| Short task |
Will you print the material below without altering a single character?

== Data records

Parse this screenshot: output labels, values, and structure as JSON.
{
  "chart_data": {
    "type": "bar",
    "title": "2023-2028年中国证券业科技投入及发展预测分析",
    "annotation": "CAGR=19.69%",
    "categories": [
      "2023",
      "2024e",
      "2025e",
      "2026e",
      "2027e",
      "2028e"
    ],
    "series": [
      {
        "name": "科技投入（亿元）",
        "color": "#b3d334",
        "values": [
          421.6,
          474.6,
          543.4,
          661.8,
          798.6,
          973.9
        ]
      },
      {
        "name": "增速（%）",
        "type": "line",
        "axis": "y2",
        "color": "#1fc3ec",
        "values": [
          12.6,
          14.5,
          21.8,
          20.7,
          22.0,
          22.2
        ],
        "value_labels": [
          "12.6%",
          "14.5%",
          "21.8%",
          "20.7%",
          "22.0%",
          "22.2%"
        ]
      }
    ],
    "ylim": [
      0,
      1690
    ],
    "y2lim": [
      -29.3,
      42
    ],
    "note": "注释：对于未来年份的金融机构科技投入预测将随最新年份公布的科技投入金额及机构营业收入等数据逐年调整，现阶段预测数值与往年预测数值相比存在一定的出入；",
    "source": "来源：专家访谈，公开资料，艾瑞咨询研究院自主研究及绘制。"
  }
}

====

| Response below |
Parse this screenshot: output labels, values, and structure as JSON.
{
  "chart_data": {
    "type": "bar",
    "title": "2023-2028年中国证券业科技投入及发展预测分析",
    "annotation": "CAGR=19.69%",
    "categories": [
      "2023",
      "2024e",
      "2025e",
      "2026e",
      "2027e",
      "2028e"
    ],
    "series": [
      {
        "name": "科技投入（亿元）",
        "color": "#b3d334",
        "values": [
          421.6,
          474.6,
          543.4,
          661.8,
          798.6,
          973.9
        ]
      },
      {
        "name": "增速（%）",
        "type": "line",
        "axis": "y2",
        "color": "#1fc3ec",
        "values": [
          12.6,
          14.5,
          21.8,
          20.7,
          22.0,
          22.2
        ],
        "value_labels": [
          "12.6%",
          "14.5%",
          "21.8%",
          "20.7%",
          "22.0%",
          "22.2%"
        ]
      }
    ],
    "ylim": [
      0,
      1690
    ],
    "y2lim": [
      -29.3,
      42
    ],
    "note": "注释：对于未来年份的金融机构科技投入预测将随最新年份公布的科技投入金额及机构营业收入等数据逐年调整，现阶段预测数值与往年预测数值相比存在一定的出入；",
    "source": "来源：专家访谈，公开资料，艾瑞咨询研究院自主研究及绘制。"
  }
}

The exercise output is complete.